__Given request__:
Filter the lines below, copying only those with the string "Tutorials".

__Records for this exercise__:
────────────────────────────────────────

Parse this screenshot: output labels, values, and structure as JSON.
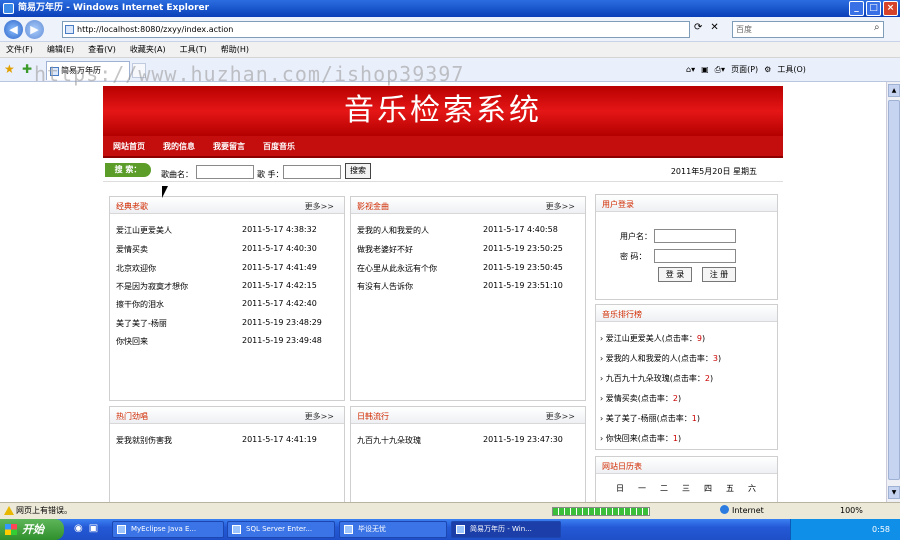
{
  "window": {
    "title": "简易万年历 - Windows Internet Explorer"
  },
  "address": {
    "url": "http://localhost:8080/zxyy/index.action",
    "search_placeholder": "百度"
  },
  "menu": [
    "文件(F)",
    "编辑(E)",
    "查看(V)",
    "收藏夹(A)",
    "工具(T)",
    "帮助(H)"
  ],
  "tab": {
    "label": "简易万年历"
  },
  "ie_tools": {
    "page": "页面(P)",
    "tools": "工具(O)"
  },
  "watermark": "https://www.huzhan.com/ishop39397",
  "site": {
    "banner": "音乐检索系统",
    "nav": [
      "网站首页",
      "我的信息",
      "我要留言",
      "百度音乐"
    ],
    "search": {
      "badge": "搜 索：",
      "song_label": "歌曲名：",
      "singer_label": "歌 手：",
      "button": "搜索"
    },
    "date": "2011年5月20日 星期五"
  },
  "panels": {
    "classic": {
      "title": "经典老歌",
      "more": "更多>>",
      "items": [
        {
          "t": "爱江山更爱美人",
          "d": "2011-5-17 4:38:32"
        },
        {
          "t": "爱情买卖",
          "d": "2011-5-17 4:40:30"
        },
        {
          "t": "北京欢迎你",
          "d": "2011-5-17 4:41:49"
        },
        {
          "t": "不是因为寂寞才想你",
          "d": "2011-5-17 4:42:15"
        },
        {
          "t": "擦干你的泪水",
          "d": "2011-5-17 4:42:40"
        },
        {
          "t": "美了美了-杨丽",
          "d": "2011-5-19 23:48:29"
        },
        {
          "t": "你快回来",
          "d": "2011-5-19 23:49:48"
        }
      ]
    },
    "film": {
      "title": "影视金曲",
      "more": "更多>>",
      "items": [
        {
          "t": "爱我的人和我爱的人",
          "d": "2011-5-17 4:40:58"
        },
        {
          "t": "做我老婆好不好",
          "d": "2011-5-19 23:50:25"
        },
        {
          "t": "在心里从此永远有个你",
          "d": "2011-5-19 23:50:45"
        },
        {
          "t": "有没有人告诉你",
          "d": "2011-5-19 23:51:10"
        }
      ]
    },
    "hot": {
      "title": "热门劲唱",
      "more": "更多>>",
      "items": [
        {
          "t": "爱我就别伤害我",
          "d": "2011-5-17 4:41:19"
        }
      ]
    },
    "korean": {
      "title": "日韩流行",
      "more": "更多>>",
      "items": [
        {
          "t": "九百九十九朵玫瑰",
          "d": "2011-5-19 23:47:30"
        }
      ]
    },
    "login": {
      "title": "用户登录",
      "username": "用户名：",
      "password": "密 码：",
      "login_btn": "登 录",
      "register_btn": "注 册"
    },
    "ranking": {
      "title": "音乐排行榜",
      "items": [
        {
          "t": "爱江山更爱美人(点击率：",
          "c": "9",
          "e": ")"
        },
        {
          "t": "爱我的人和我爱的人(点击率：",
          "c": "3",
          "e": ")"
        },
        {
          "t": "九百九十九朵玫瑰(点击率：",
          "c": "2",
          "e": ")"
        },
        {
          "t": "爱情买卖(点击率：",
          "c": "2",
          "e": ")"
        },
        {
          "t": "美了美了-杨丽(点击率：",
          "c": "1",
          "e": ")"
        },
        {
          "t": "你快回来(点击率：",
          "c": "1",
          "e": ")"
        }
      ]
    },
    "calendar": {
      "title": "网站日历表",
      "weekdays": [
        "日",
        "一",
        "二",
        "三",
        "四",
        "五",
        "六"
      ]
    }
  },
  "status": {
    "message": "网页上有错误。",
    "zone": "Internet",
    "zoom": "100%"
  },
  "taskbar": {
    "start": "开始",
    "buttons": [
      "MyEclipse Java E...",
      "SQL Server Enter...",
      "毕设无忧",
      "简易万年历 - Win..."
    ],
    "clock": "0:58"
  }
}
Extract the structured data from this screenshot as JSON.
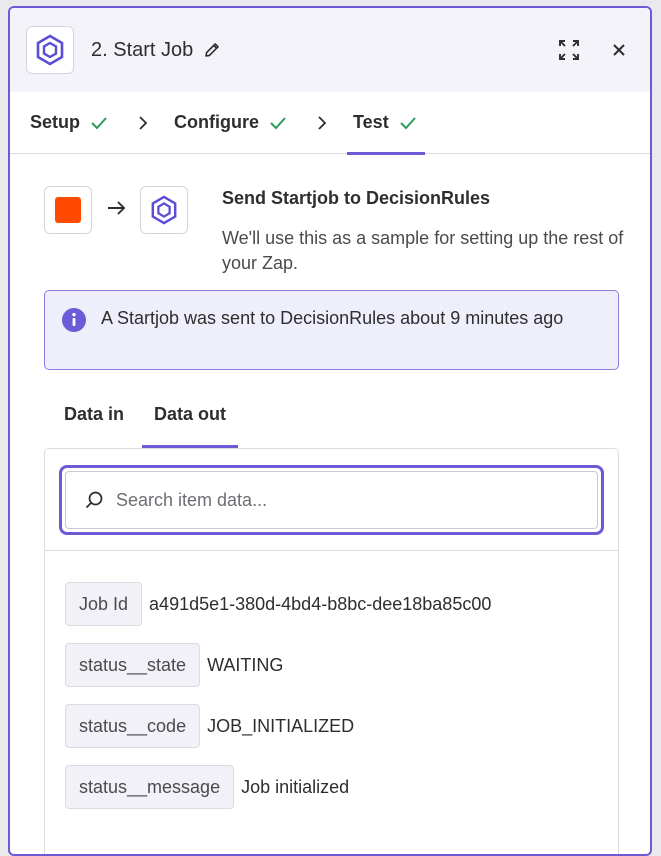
{
  "header": {
    "title": "2. Start Job"
  },
  "tabs": [
    {
      "label": "Setup"
    },
    {
      "label": "Configure"
    },
    {
      "label": "Test"
    }
  ],
  "send": {
    "title": "Send Startjob to DecisionRules",
    "description": "We'll use this as a sample for setting up the rest of your Zap."
  },
  "info": {
    "text": "A Startjob was sent to DecisionRules about 9 minutes ago"
  },
  "data_tabs": [
    {
      "label": "Data in"
    },
    {
      "label": "Data out"
    }
  ],
  "search": {
    "placeholder": "Search item data..."
  },
  "fields": [
    {
      "key": "Job Id",
      "value": "a491d5e1-380d-4bd4-b8bc-dee18ba85c00"
    },
    {
      "key": "status__state",
      "value": "WAITING"
    },
    {
      "key": "status__code",
      "value": "JOB_INITIALIZED"
    },
    {
      "key": "status__message",
      "value": "Job initialized"
    }
  ],
  "colors": {
    "accent": "#6b5bd6",
    "check": "#2e9b5b",
    "zapier_orange": "#ff4a00"
  },
  "icons": [
    "decisionrules-hexagon-icon",
    "pencil-icon",
    "expand-icon",
    "close-icon",
    "check-icon",
    "chevron-right-icon",
    "arrow-right-icon",
    "info-icon",
    "search-icon"
  ]
}
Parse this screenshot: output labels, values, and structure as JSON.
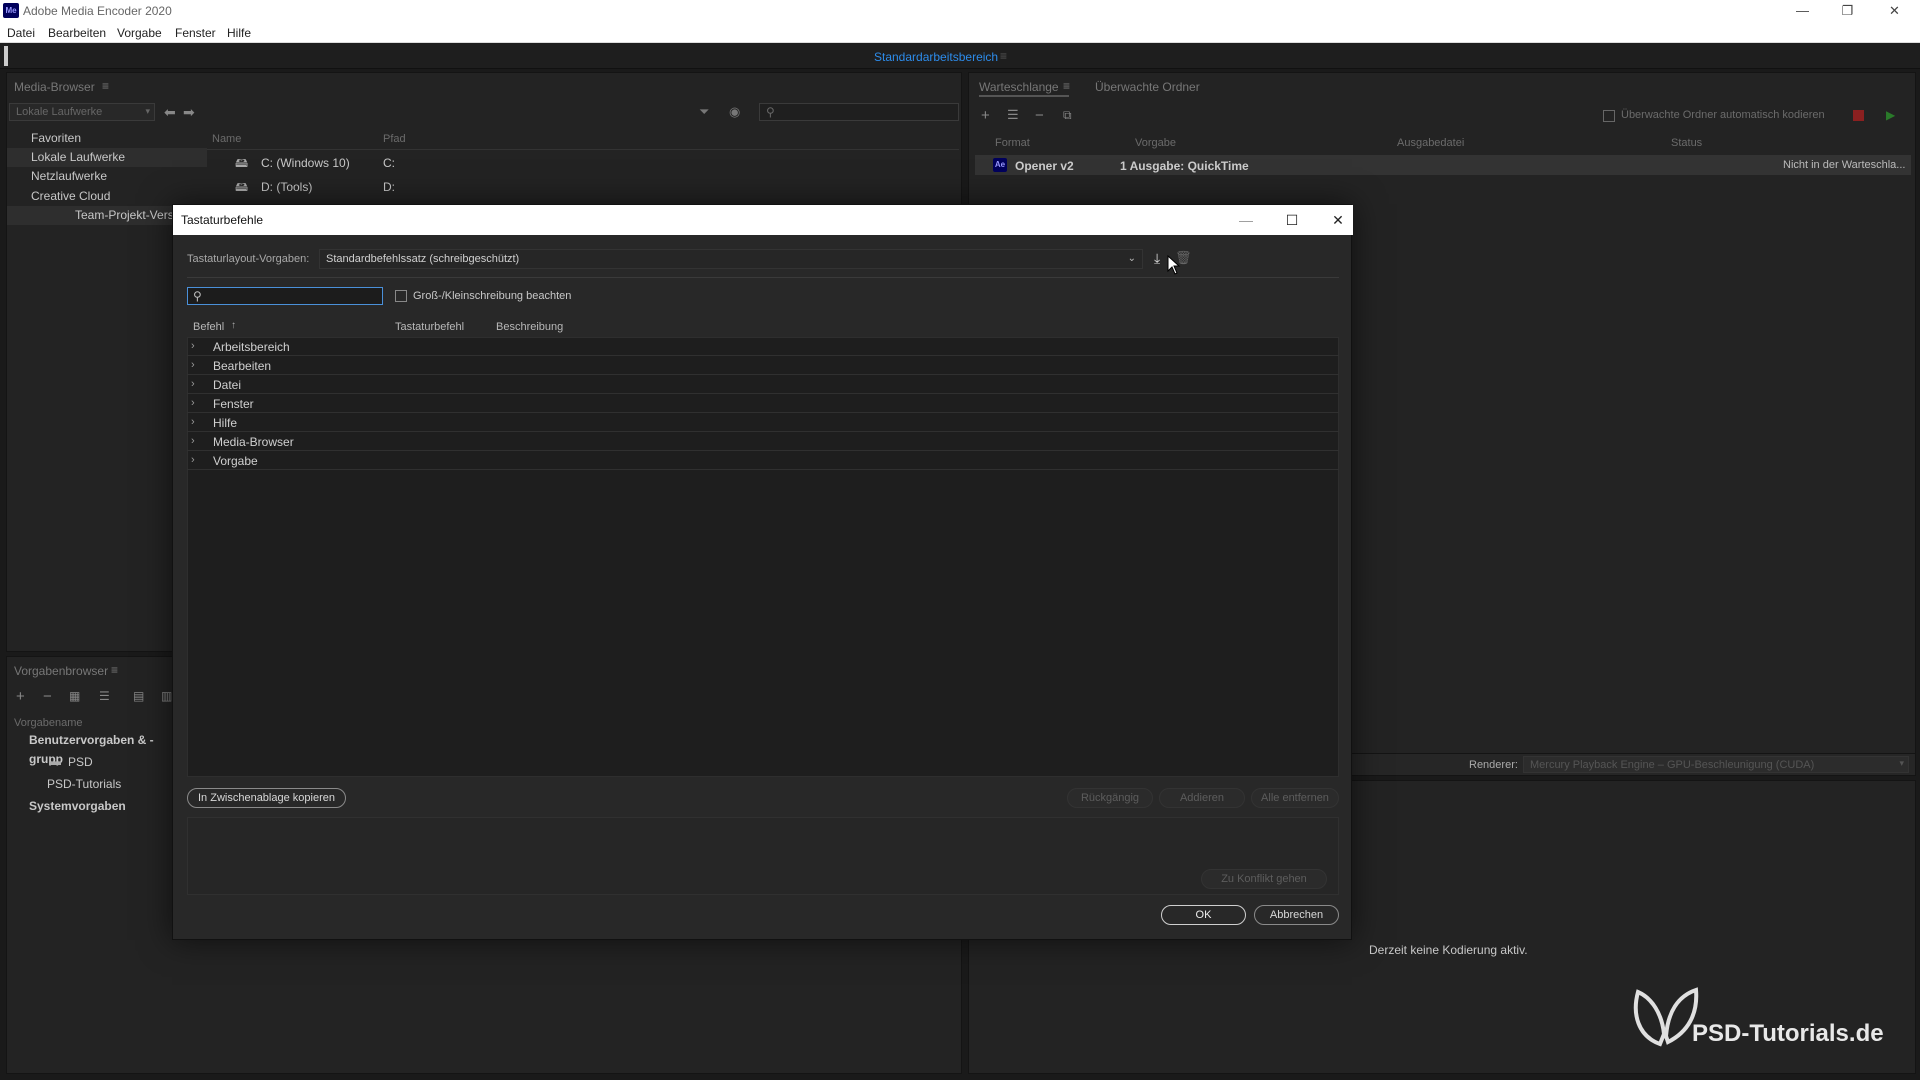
{
  "app": {
    "logo": "Me",
    "title": "Adobe Media Encoder 2020"
  },
  "window_controls": {
    "minimize": "—",
    "restore": "❐",
    "close": "✕"
  },
  "menu": [
    "Datei",
    "Bearbeiten",
    "Vorgabe",
    "Fenster",
    "Hilfe"
  ],
  "workspace": {
    "label": "Standardarbeitsbereich",
    "menu_icon": "≡"
  },
  "media_browser": {
    "title": "Media-Browser",
    "location_dropdown": "Lokale Laufwerke",
    "tree": [
      "Favoriten",
      "Lokale Laufwerke",
      "Netzlaufwerke",
      "Creative Cloud",
      "Team-Projekt-Vers"
    ],
    "columns": {
      "name": "Name",
      "path": "Pfad"
    },
    "drives": [
      {
        "name": "C: (Windows 10)",
        "path": "C:"
      },
      {
        "name": "D: (Tools)",
        "path": "D:"
      }
    ]
  },
  "preset_browser": {
    "title": "Vorgabenbrowser",
    "column": "Vorgabename",
    "tree": [
      "Benutzervorgaben & -grupp",
      "PSD",
      "PSD-Tutorials",
      "Systemvorgaben"
    ]
  },
  "queue": {
    "tabs": [
      "Warteschlange",
      "Überwachte Ordner"
    ],
    "auto_encode_label": "Überwachte Ordner automatisch kodieren",
    "columns": {
      "format": "Format",
      "preset": "Vorgabe",
      "output": "Ausgabedatei",
      "status": "Status"
    },
    "item": {
      "badge": "Ae",
      "name": "Opener v2",
      "preset": "1 Ausgabe: QuickTime",
      "status": "Nicht in der Warteschla..."
    },
    "renderer_label": "Renderer:",
    "renderer_value": "Mercury Playback Engine – GPU-Beschleunigung (CUDA)"
  },
  "encoding_status": "Derzeit keine Kodierung aktiv.",
  "watermark": {
    "text": "PSD-Tutorials.de"
  },
  "dialog": {
    "title": "Tastaturbefehle",
    "layout_label": "Tastaturlayout-Vorgaben:",
    "layout_value": "Standardbefehlssatz (schreibgeschützt)",
    "search_placeholder": "",
    "case_label": "Groß-/Kleinschreibung beachten",
    "columns": {
      "command": "Befehl",
      "shortcut": "Tastaturbefehl",
      "description": "Beschreibung"
    },
    "commands": [
      "Arbeitsbereich",
      "Bearbeiten",
      "Datei",
      "Fenster",
      "Hilfe",
      "Media-Browser",
      "Vorgabe"
    ],
    "copy_button": "In Zwischenablage kopieren",
    "undo_button": "Rückgängig",
    "add_button": "Addieren",
    "remove_all_button": "Alle entfernen",
    "goto_conflict_button": "Zu Konflikt gehen",
    "ok_button": "OK",
    "cancel_button": "Abbrechen"
  },
  "colors": {
    "accent": "#2d8ceb",
    "dialog_bg": "#282828",
    "panel_bg": "#232323"
  }
}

────────────────────────────────────────

__Output of the task__:
      "PSD-Tutorials",
    "text": "PSD-Tutorials.de"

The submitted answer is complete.